Collected data
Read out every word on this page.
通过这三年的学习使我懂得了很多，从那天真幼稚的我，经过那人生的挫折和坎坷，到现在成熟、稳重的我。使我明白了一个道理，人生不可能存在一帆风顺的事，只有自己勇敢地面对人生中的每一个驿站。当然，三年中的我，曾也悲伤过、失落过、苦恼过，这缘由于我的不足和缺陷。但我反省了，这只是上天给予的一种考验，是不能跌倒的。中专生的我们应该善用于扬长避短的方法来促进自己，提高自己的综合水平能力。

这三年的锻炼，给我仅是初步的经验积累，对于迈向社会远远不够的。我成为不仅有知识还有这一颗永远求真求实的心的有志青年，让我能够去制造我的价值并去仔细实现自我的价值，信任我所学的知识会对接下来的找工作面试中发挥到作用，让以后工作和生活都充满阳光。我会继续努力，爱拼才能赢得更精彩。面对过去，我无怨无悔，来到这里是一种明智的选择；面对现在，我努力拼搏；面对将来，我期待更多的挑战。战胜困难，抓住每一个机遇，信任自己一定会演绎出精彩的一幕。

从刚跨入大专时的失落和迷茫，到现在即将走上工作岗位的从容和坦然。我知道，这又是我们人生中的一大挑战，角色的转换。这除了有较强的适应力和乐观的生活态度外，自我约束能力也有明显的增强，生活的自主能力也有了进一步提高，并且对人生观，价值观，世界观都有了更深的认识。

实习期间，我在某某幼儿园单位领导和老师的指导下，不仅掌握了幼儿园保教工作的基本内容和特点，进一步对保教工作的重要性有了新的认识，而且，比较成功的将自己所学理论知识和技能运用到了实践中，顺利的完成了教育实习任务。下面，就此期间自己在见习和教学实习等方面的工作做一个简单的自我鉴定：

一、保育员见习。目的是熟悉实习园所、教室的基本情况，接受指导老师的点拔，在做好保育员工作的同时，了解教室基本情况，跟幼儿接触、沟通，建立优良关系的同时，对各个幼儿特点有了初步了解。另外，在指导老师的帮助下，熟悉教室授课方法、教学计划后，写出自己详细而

Task objective - Each entry is to be returned in full, character for character.

Output of the exercise -
Read out every word on this page.
通过这三年的学习使我懂得了很多，从那天真幼稚的我，经过那人生的挫折和坎坷，到现在成熟、稳重的我。使我明白了一个道理，人生不可能存在一帆风顺的事，只有自己勇敢地面对人生中的每一个驿站。当然，三年中的我，曾也悲伤过、失落过、苦恼过，这缘由于我的不足和缺陷。但我反省了，这只是上天给予的一种考验，是不能跌倒的。中专生的我们应该善用于扬长避短的方法来促进自己，提高自己的综合水平能力。

这三年的锻炼，给我仅是初步的经验积累，对于迈向社会远远不够的。我成为不仅有知识还有这一颗永远求真求实的心的有志青年，让我能够去制造我的价值并去仔细实现自我的价值，信任我所学的知识会对接下来的找工作面试中发挥到作用，让以后工作和生活都充满阳光。我会继续努力，爱拼才能赢得更精彩。面对过去，我无怨无悔，来到这里是一种明智的选择；面对现在，我努力拼搏；面对将来，我期待更多的挑战。战胜困难，抓住每一个机遇，信任自己一定会演绎出精彩的一幕。

从刚跨入大专时的失落和迷茫，到现在即将走上工作岗位的从容和坦然。我知道，这又是我们人生中的一大挑战，角色的转换。这除了有较强的适应力和乐观的生活态度外，自我约束能力也有明显的增强，生活的自主能力也有了进一步提高，并且对人生观，价值观，世界观都有了更深的认识。

实习期间，我在某某幼儿园单位领导和老师的指导下，不仅掌握了幼儿园保教工作的基本内容和特点，进一步对保教工作的重要性有了新的认识，而且，比较成功的将自己所学理论知识和技能运用到了实践中，顺利的完成了教育实习任务。下面，就此期间自己在见习和教学实习等方面的工作做一个简单的自我鉴定：

一、保育员见习。目的是熟悉实习园所、教室的基本情况，接受指导老师的点拔，在做好保育员工作的同时，了解教室基本情况，跟幼儿接触、沟通，建立优良关系的同时，对各个幼儿特点有了初步了解。另外，在指导老师的帮助下，熟悉教室授课方法、教学计划后，写出自己详细而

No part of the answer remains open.